GIVEN TASK: Only the pictures are left out: repeat the rest of the entries exactly.

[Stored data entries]

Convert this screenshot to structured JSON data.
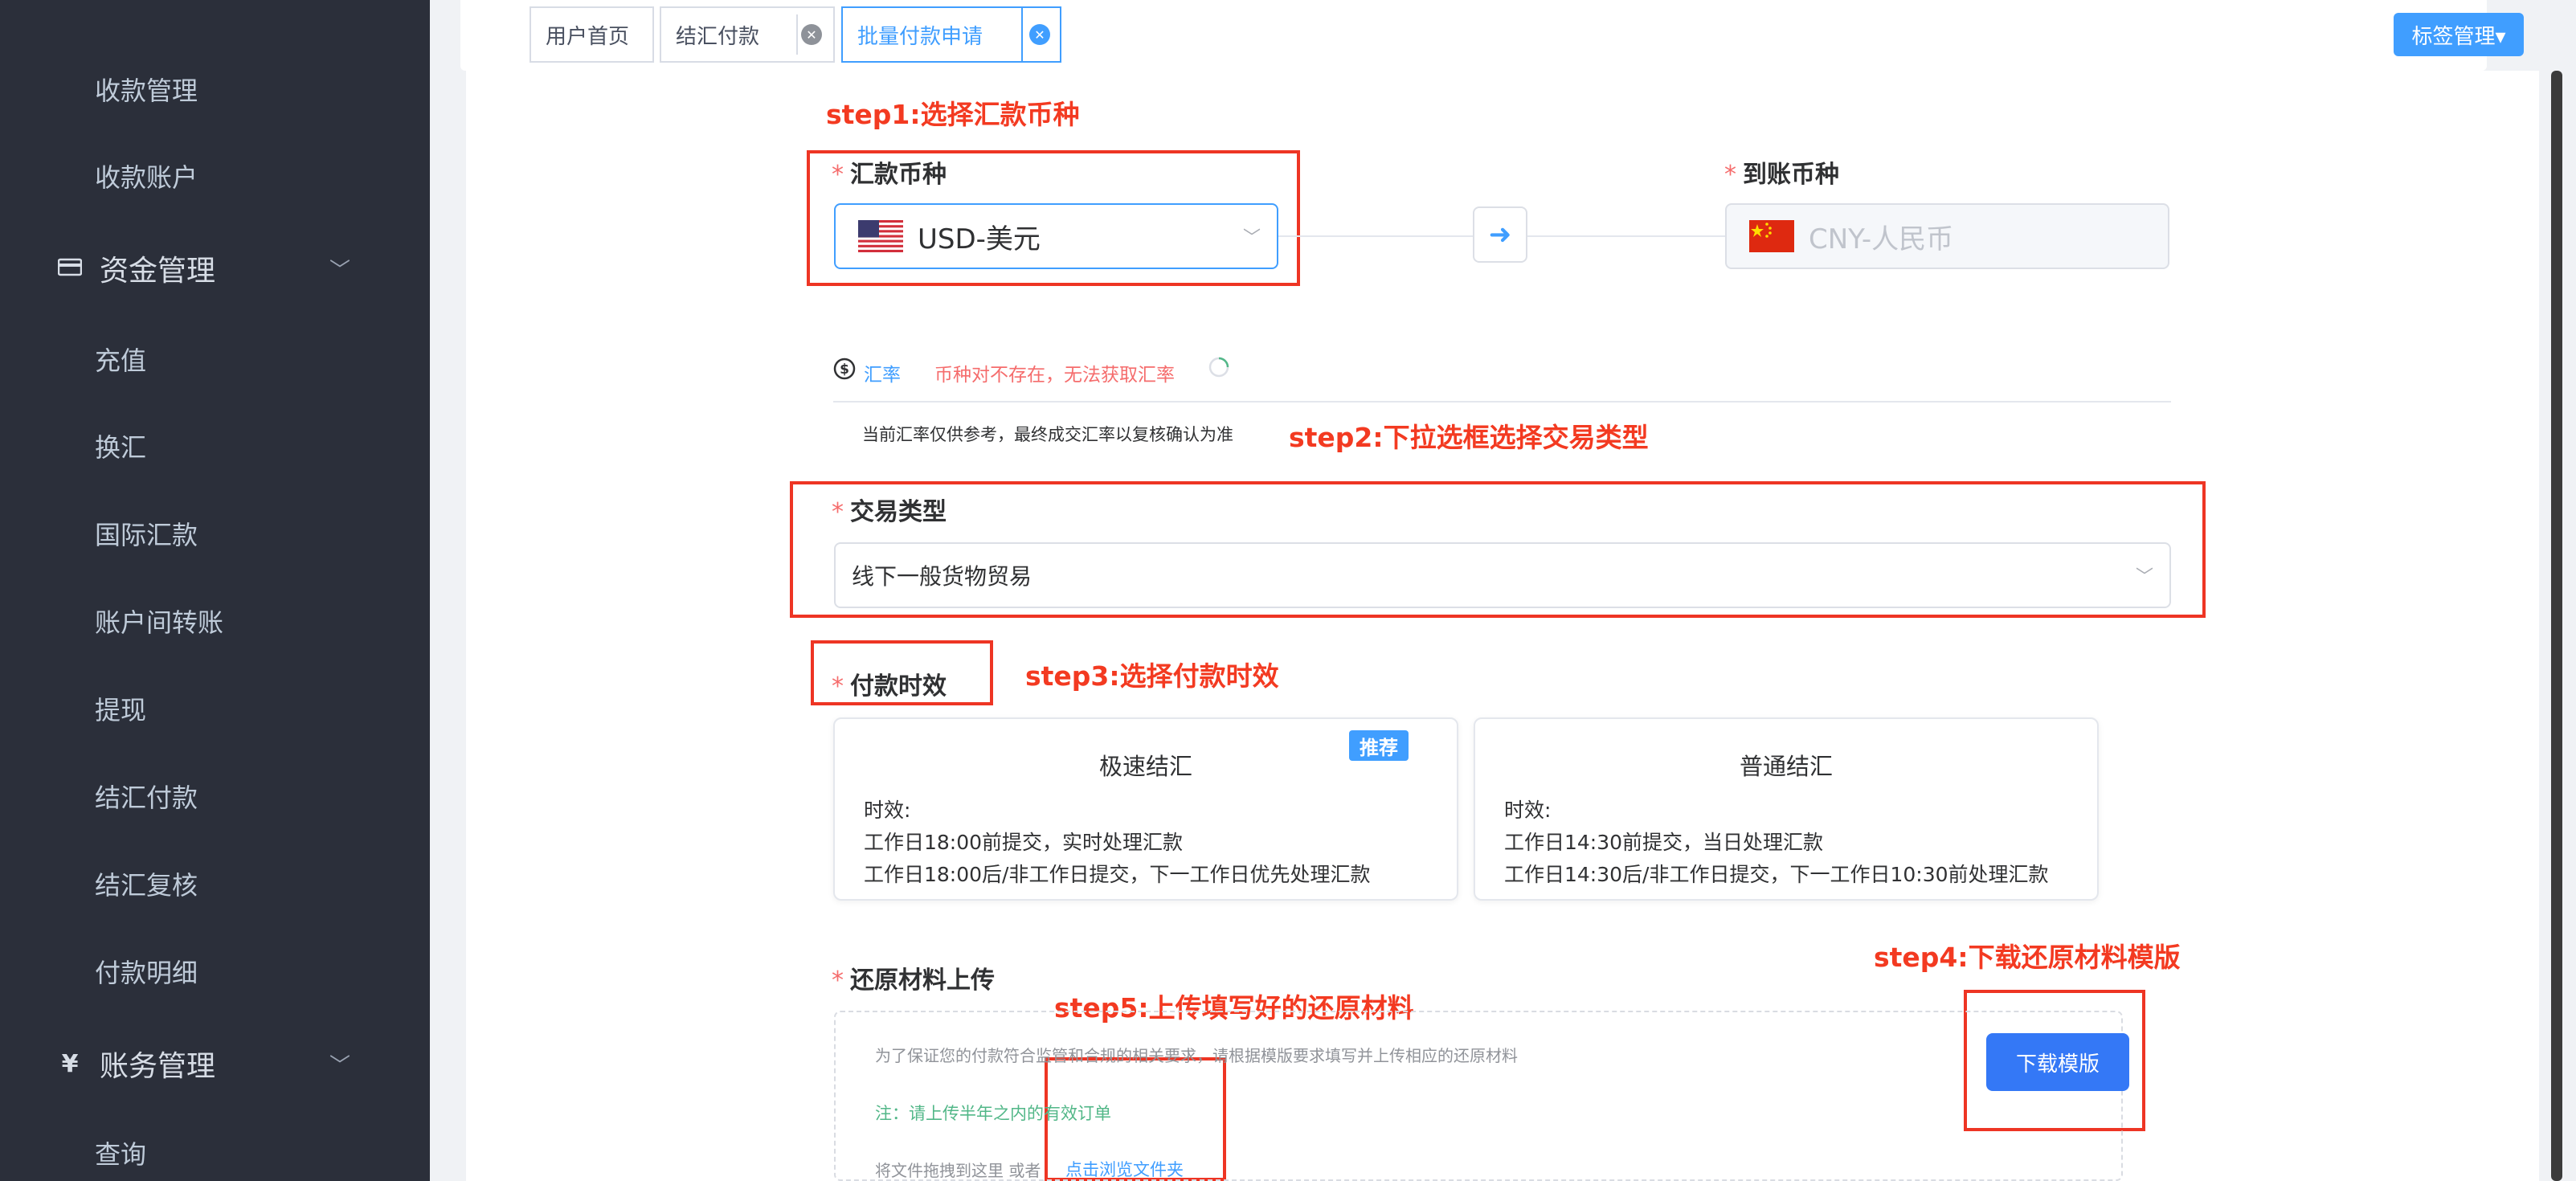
{
  "sidebar": {
    "items": [
      {
        "label": "收款管理"
      },
      {
        "label": "收款账户"
      }
    ],
    "fund_group": {
      "icon": "card-icon",
      "label": "资金管理"
    },
    "fund_items": [
      {
        "label": "充值"
      },
      {
        "label": "换汇"
      },
      {
        "label": "国际汇款"
      },
      {
        "label": "账户间转账"
      },
      {
        "label": "提现"
      },
      {
        "label": "结汇付款"
      },
      {
        "label": "结汇复核"
      },
      {
        "label": "付款明细"
      }
    ],
    "account_group": {
      "icon": "yen-icon",
      "label": "账务管理"
    },
    "account_items": [
      {
        "label": "查询"
      }
    ]
  },
  "tags_view": {
    "tabs": [
      {
        "label": "用户首页"
      },
      {
        "label": "结汇付款"
      },
      {
        "label": "批量付款申请"
      }
    ],
    "tag_manager": "标签管理▾"
  },
  "annotations": {
    "step1": "step1:选择汇款币种",
    "step2": "step2:下拉选框选择交易类型",
    "step3": "step3:选择付款时效",
    "step4": "step4:下载还原材料模版",
    "step5": "step5:上传填写好的还原材料"
  },
  "form": {
    "required_mark": "*",
    "send_currency": {
      "label": "汇款币种",
      "value": "USD-美元",
      "flag": "us-flag-icon"
    },
    "receive_currency": {
      "label": "到账币种",
      "value": "CNY-人民币",
      "flag": "cn-flag-icon"
    },
    "rate": {
      "label": "汇率",
      "error": "币种对不存在，无法获取汇率",
      "note": "当前汇率仅供参考，最终成交汇率以复核确认为准"
    },
    "trade_type": {
      "label": "交易类型",
      "value": "线下一般货物贸易"
    },
    "timeliness": {
      "label": "付款时效",
      "options": [
        {
          "title": "极速结汇",
          "badge": "推荐",
          "lines": [
            "时效:",
            "工作日18:00前提交，实时处理汇款",
            "工作日18:00后/非工作日提交，下一工作日优先处理汇款"
          ]
        },
        {
          "title": "普通结汇",
          "lines": [
            "时效:",
            "工作日14:30前提交，当日处理汇款",
            "工作日14:30后/非工作日提交，下一工作日10:30前处理汇款"
          ]
        }
      ]
    },
    "materials": {
      "label": "还原材料上传",
      "hint": "为了保证您的付款符合监管和合规的相关要求，请根据模版要求填写并上传相应的还原材料",
      "note": "注：请上传半年之内的有效订单",
      "drop_text": "将文件拖拽到这里 或者",
      "browse_link": "点击浏览文件夹",
      "download_button": "下载模版"
    }
  },
  "colors": {
    "sidebar_bg": "#2b2f3a",
    "accent": "#409eff",
    "annotation": "#f33a21",
    "error": "#f56c6c",
    "note_green": "#52b788"
  }
}
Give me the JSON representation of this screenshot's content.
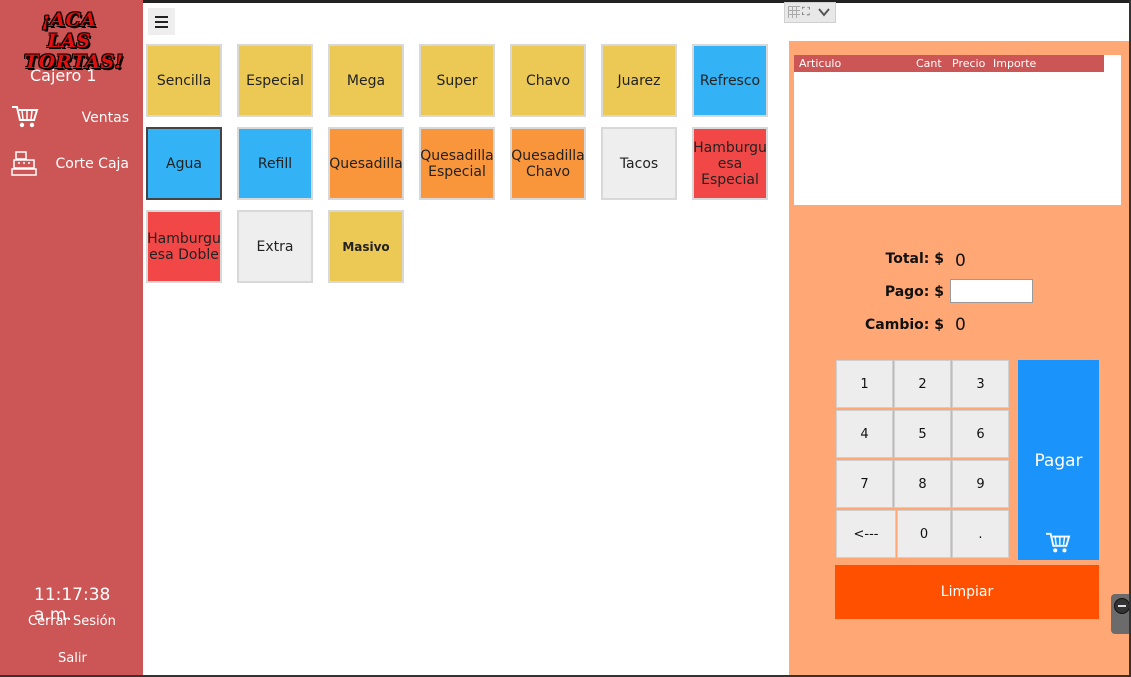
{
  "app": {
    "logo_line1": "¡ACA LAS",
    "logo_line2": "TORTAS!",
    "cashier": "Cajero 1"
  },
  "sidebar": {
    "items": [
      {
        "label": "Ventas",
        "icon": "shopping-cart-icon"
      },
      {
        "label": "Corte Caja",
        "icon": "cash-register-icon"
      }
    ],
    "time": "11:17:38 a.m.",
    "logout_label": "Cerrar Sesión",
    "exit_label": "Salir"
  },
  "products": {
    "row1": [
      {
        "label": "Sencilla",
        "color": "#ecc955"
      },
      {
        "label": "Especial",
        "color": "#ecc955"
      },
      {
        "label": "Mega",
        "color": "#ecc955"
      },
      {
        "label": "Super",
        "color": "#ecc955"
      },
      {
        "label": "Chavo",
        "color": "#ecc955"
      },
      {
        "label": "Juarez",
        "color": "#ecc955"
      },
      {
        "label": "Refresco",
        "color": "#33b3f5"
      }
    ],
    "row2": [
      {
        "label": "Agua",
        "color": "#33b3f5"
      },
      {
        "label": "Refill",
        "color": "#33b3f5"
      },
      {
        "label": "Quesadilla",
        "color": "#f9963c"
      },
      {
        "label_line1": "Quesadilla",
        "label_line2": "Especial",
        "color": "#f9963c"
      },
      {
        "label_line1": "Quesadilla",
        "label_line2": "Chavo",
        "color": "#f9963c"
      },
      {
        "label": "Tacos",
        "color": "#eeeeee"
      },
      {
        "label_line1": "Hamburgu",
        "label_line2": "esa",
        "label_line3": "Especial",
        "color": "#f24747"
      }
    ],
    "row3": [
      {
        "label_line1": "Hamburgu",
        "label_line2": "esa Doble",
        "color": "#f24747"
      },
      {
        "label": "Extra",
        "color": "#eeeeee"
      },
      {
        "label": "Masivo",
        "color": "#ecc955"
      }
    ]
  },
  "ticket": {
    "columns": [
      "Articulo",
      "Cant",
      "Precio",
      "Importe"
    ],
    "rows": []
  },
  "totals": {
    "total_label": "Total: $",
    "total_value": "0",
    "payment_label": "Pago: $",
    "payment_value": "",
    "change_label": "Cambio: $",
    "change_value": "0"
  },
  "keypad": {
    "keys": [
      "1",
      "2",
      "3",
      "4",
      "5",
      "6",
      "7",
      "8",
      "9",
      "<---",
      "0",
      "."
    ],
    "pay_label": "Pagar",
    "clear_label": "Limpiar"
  },
  "colors": {
    "sidebar": "#cc5555",
    "panel": "#ffa875",
    "pay": "#1a94fb",
    "clear": "#ff5000"
  }
}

IN RESPONSE:
Convert this screenshot to structured JSON data.
{
  "sidebar": {
    "items": [
      {
        "label": "收款管理"
      },
      {
        "label": "收款账户"
      }
    ],
    "fund_group": {
      "icon": "card-icon",
      "label": "资金管理"
    },
    "fund_items": [
      {
        "label": "充值"
      },
      {
        "label": "换汇"
      },
      {
        "label": "国际汇款"
      },
      {
        "label": "账户间转账"
      },
      {
        "label": "提现"
      },
      {
        "label": "结汇付款"
      },
      {
        "label": "结汇复核"
      },
      {
        "label": "付款明细"
      }
    ],
    "account_group": {
      "icon": "yen-icon",
      "label": "账务管理"
    },
    "account_items": [
      {
        "label": "查询"
      }
    ]
  },
  "tags_view": {
    "tabs": [
      {
        "label": "用户首页"
      },
      {
        "label": "结汇付款"
      },
      {
        "label": "批量付款申请"
      }
    ],
    "tag_manager": "标签管理▾"
  },
  "annotations": {
    "step1": "step1:选择汇款币种",
    "step2": "step2:下拉选框选择交易类型",
    "step3": "step3:选择付款时效",
    "step4": "step4:下载还原材料模版",
    "step5": "step5:上传填写好的还原材料"
  },
  "form": {
    "required_mark": "*",
    "send_currency": {
      "label": "汇款币种",
      "value": "USD-美元",
      "flag": "us-flag-icon"
    },
    "receive_currency": {
      "label": "到账币种",
      "value": "CNY-人民币",
      "flag": "cn-flag-icon"
    },
    "rate": {
      "label": "汇率",
      "error": "币种对不存在，无法获取汇率",
      "note": "当前汇率仅供参考，最终成交汇率以复核确认为准"
    },
    "trade_type": {
      "label": "交易类型",
      "value": "线下一般货物贸易"
    },
    "timeliness": {
      "label": "付款时效",
      "options": [
        {
          "title": "极速结汇",
          "badge": "推荐",
          "lines": [
            "时效:",
            "工作日18:00前提交，实时处理汇款",
            "工作日18:00后/非工作日提交，下一工作日优先处理汇款"
          ]
        },
        {
          "title": "普通结汇",
          "lines": [
            "时效:",
            "工作日14:30前提交，当日处理汇款",
            "工作日14:30后/非工作日提交，下一工作日10:30前处理汇款"
          ]
        }
      ]
    },
    "materials": {
      "label": "还原材料上传",
      "hint": "为了保证您的付款符合监管和合规的相关要求，请根据模版要求填写并上传相应的还原材料",
      "note": "注：请上传半年之内的有效订单",
      "drop_text": "将文件拖拽到这里 或者",
      "browse_link": "点击浏览文件夹",
      "download_button": "下载模版"
    }
  },
  "colors": {
    "sidebar_bg": "#2b2f3a",
    "accent": "#409eff",
    "annotation": "#f33a21",
    "error": "#f56c6c",
    "note_green": "#52b788"
  }
}
Give me the JSON representation of this screenshot's content.
{
  "app": {
    "logo_line1": "¡ACA LAS",
    "logo_line2": "TORTAS!",
    "cashier": "Cajero 1"
  },
  "sidebar": {
    "items": [
      {
        "label": "Ventas",
        "icon": "shopping-cart-icon"
      },
      {
        "label": "Corte Caja",
        "icon": "cash-register-icon"
      }
    ],
    "time": "11:17:38 a.m.",
    "logout_label": "Cerrar Sesión",
    "exit_label": "Salir"
  },
  "products": {
    "row1": [
      {
        "label": "Sencilla",
        "color": "#ecc955"
      },
      {
        "label": "Especial",
        "color": "#ecc955"
      },
      {
        "label": "Mega",
        "color": "#ecc955"
      },
      {
        "label": "Super",
        "color": "#ecc955"
      },
      {
        "label": "Chavo",
        "color": "#ecc955"
      },
      {
        "label": "Juarez",
        "color": "#ecc955"
      },
      {
        "label": "Refresco",
        "color": "#33b3f5"
      }
    ],
    "row2": [
      {
        "label": "Agua",
        "color": "#33b3f5"
      },
      {
        "label": "Refill",
        "color": "#33b3f5"
      },
      {
        "label": "Quesadilla",
        "color": "#f9963c"
      },
      {
        "label_line1": "Quesadilla",
        "label_line2": "Especial",
        "color": "#f9963c"
      },
      {
        "label_line1": "Quesadilla",
        "label_line2": "Chavo",
        "color": "#f9963c"
      },
      {
        "label": "Tacos",
        "color": "#eeeeee"
      },
      {
        "label_line1": "Hamburgu",
        "label_line2": "esa",
        "label_line3": "Especial",
        "color": "#f24747"
      }
    ],
    "row3": [
      {
        "label_line1": "Hamburgu",
        "label_line2": "esa Doble",
        "color": "#f24747"
      },
      {
        "label": "Extra",
        "color": "#eeeeee"
      },
      {
        "label": "Masivo",
        "color": "#ecc955"
      }
    ]
  },
  "ticket": {
    "columns": [
      "Articulo",
      "Cant",
      "Precio",
      "Importe"
    ],
    "rows": []
  },
  "totals": {
    "total_label": "Total: $",
    "total_value": "0",
    "payment_label": "Pago: $",
    "payment_value": "",
    "change_label": "Cambio: $",
    "change_value": "0"
  },
  "keypad": {
    "keys": [
      "1",
      "2",
      "3",
      "4",
      "5",
      "6",
      "7",
      "8",
      "9",
      "<---",
      "0",
      "."
    ],
    "pay_label": "Pagar",
    "clear_label": "Limpiar"
  },
  "colors": {
    "sidebar": "#cc5555",
    "panel": "#ffa875",
    "pay": "#1a94fb",
    "clear": "#ff5000"
  }
}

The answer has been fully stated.